■ Written instruction ■
Go through the records and copy each line where the word "propose" occurs.

Data records:

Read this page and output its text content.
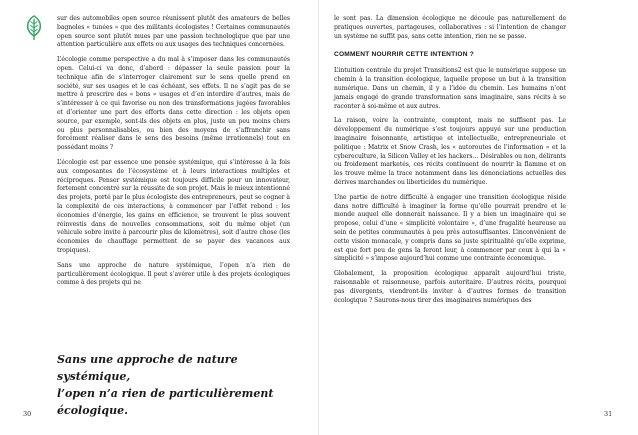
sur des automobiles open source réunissent plutôt des amateurs de belles bagnoles « tunées » que des militants écologistes ! Certaines communautés open source sont plutôt mues par une passion technologique que par une attention particulière aux effets ou aux usages des techniques concernées.

L’écologie comme perspective a du mal à s’imposer dans les communautés open. Celui-ci va donc, d’abord : dépasser la seule passion pour la technique afin de s’interroger clairement sur le sens quelle prend en société, sur ses usages et le cas échéant, ses effets. Il ne s’agit pas de se mettre à prescrire des « bons » usages et d’en interdire d’autres, mais de s’intéresser à ce qui favorise ou non des transformations jugées favorables et d’orienter une part des efforts dans cette direction : les objets open source, par exemple, sont-ils des objets en plus, juste un peu moins chers ou plus personnalisables, ou bien des moyens de s’affranchir sans forcément réaliser dans le sens des besoins (même irrationnels) tout en possédant moins ?

L’écologie est par essence une pensée systémique, qui s’intéresse à la fois aux composantes de l’écosystème et à leurs interactions multiples et réciproques. Penser systémique est toujours difficile pour un innovateur, fortement concentré sur la réussite de son projet. Mais le mieux intentionné des projets, porté par le plus écologiste des entrepreneurs, peut se cogner à la complexité de ces interactions, à commencer par l’effet rebond : les économies d’énergie, les gains en efficience, se trouvent le plus souvent réinvestis dans de nouvelles consommations, soit du même objet (un véhicule sobre invite à parcourir plus de kilomètres), soit d’autre chose (les économies de chauffage permettent de se payer des vacances aux tropiques).

Sans une approche de nature systémique, l’open n’a rien de particulièrement écologique. Il peut s’avérer utile à des projets écologiques comme à des projets qui ne

Sans une approche de nature systémique,
l’open n’a rien de particulièrement écologique.
30

le sont pas. La dimension écologique ne découle pas naturellement de pratiques ouvertes, partageuses, collaboratives : si l’intention de changer un système ne suffit pas, sans cette intention, rien ne se passe.

COMMENT NOURRIR CETTE INTENTION ?

L’intuition centrale du projet Transitions2 est que le numérique suppose un chemin à la transition écologique, laquelle propose un but à la transition numérique. Dans un chemin, il y a l’idée du chemin. Les humains n’ont jamais engagé de grande transformation sans imaginaire, sans récits à se raconter à soi-même et aux autres.

La raison, voire la contrainte, comptent, mais ne suffisent pas. Le développement du numérique s’est toujours appuyé sur une production imaginaire foisonnante, artistique et intellectuelle, entrepreneuriale et politique : Matrix et Snow Crash, les « autoroutes de l’information » et la cybereculture, la Silicon Valley et les hackers… Désirables ou non, délirants ou froidement marketés, ces récits continuent de nourrir la flamme et on les trouve même la trace notamment dans les dénonciations actuelles des dérives marchandes ou liberticides du numérique.

Une partie de notre difficulté à engager une transition écologique réside dans notre difficulté à imaginer la forme qu’elle pourrait prendre et le monde auquel elle donnerait naissance. Il y a bien un imaginaire qui se propose, celui d’une « simplicité volontaire », d’une frugalité heureuse au sein de petites communautés à peu près autosuffisantes. L’inconvénient de cette vision monacale, y compris dans sa juste spiritualité qu’elle exprime, est que fort peu de gens la feront leur, à commencer par ceux à qui la « simplicité » s’impose aujourd’hui comme une contrainte économique.

Globalement, la proposition écologique apparaît aujourd’hui triste, raisonnable et raisonneuse, parfois autoritaire. D’autres récits, pourquoi pas divergents, viendront-ils inviter à d’autres formes de transition écologique ? Saurons-nous tirer des imaginaires numériques des

31
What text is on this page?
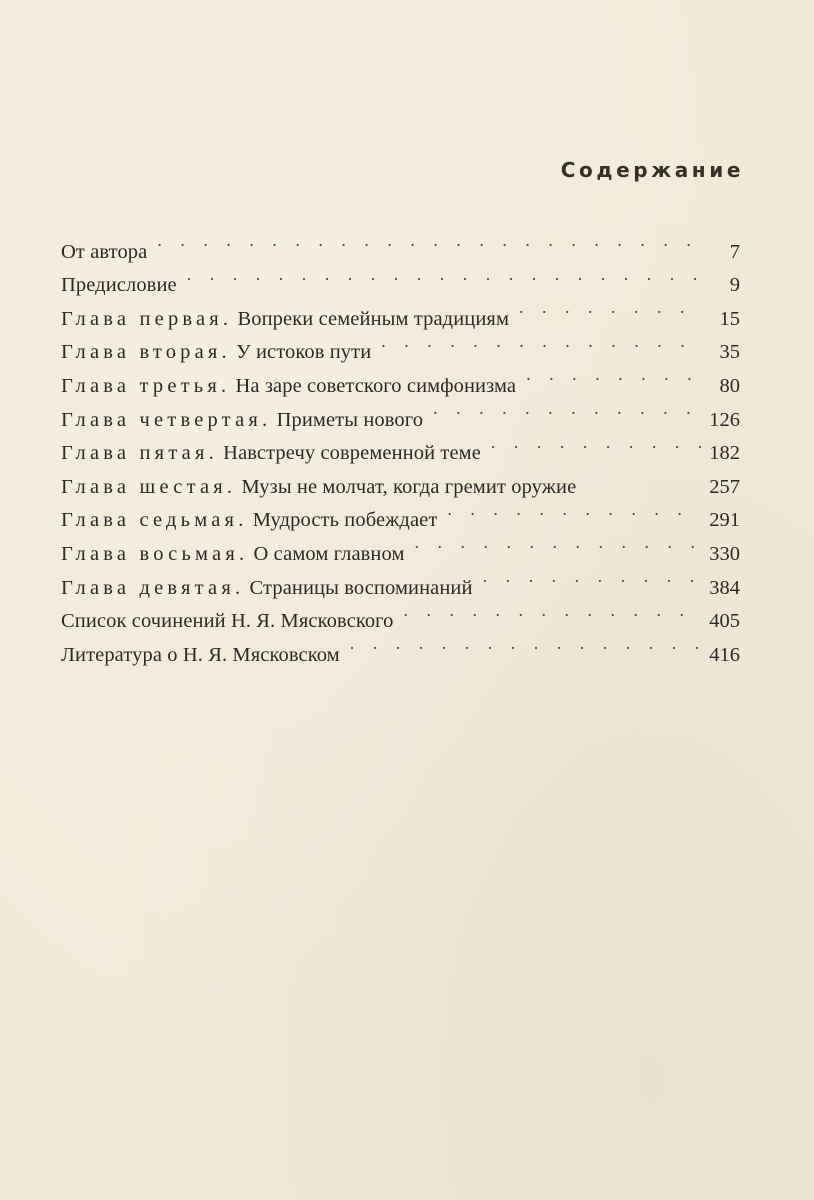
Содержание
От автора . . .	7
Предисловие . . .	9
Глава первая. Вопреки семейным традициям . . .	15
Глава вторая. У истоков пути . . .	35
Глава третья. На заре советского симфонизма . . .	80
Глава четвертая. Приметы нового . . .	126
Глава пятая. Навстречу современной теме . . .	182
Глава шестая. Музы не молчат, когда гремит оружие	257
Глава седьмая. Мудрость побеждает . . .	291
Глава восьмая. О самом главном . . .	330
Глава девятая. Страницы воспоминаний . . .	384
Список сочинений Н. Я. Мясковского . . .	405
Литература о Н. Я. Мясковском . . .	416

■ The result ■
L’intuition centrale du projet Transitions2 est que le numérique suppose un chemin à la transition écologique, laquelle propose un but à la transition numérique. Dans un chemin, il y a l’idée du chemin. Les humains n’ont jamais engagé de grande transformation sans imaginaire, sans récits à se raconter à soi-même et aux autres.
Une partie de notre difficulté à engager une transition écologique réside dans notre difficulté à imaginer la forme qu’elle pourrait prendre et le monde auquel elle donnerait naissance. Il y a bien un imaginaire qui se propose, celui d’une « simplicité volontaire », d’une frugalité heureuse au sein de petites communautés à peu près autosuffisantes. L’inconvénient de cette vision monacale, y compris dans sa juste spiritualité qu’elle exprime, est que fort peu de gens la feront leur, à commencer par ceux à qui la « simplicité » s’impose aujourd’hui comme une contrainte économique.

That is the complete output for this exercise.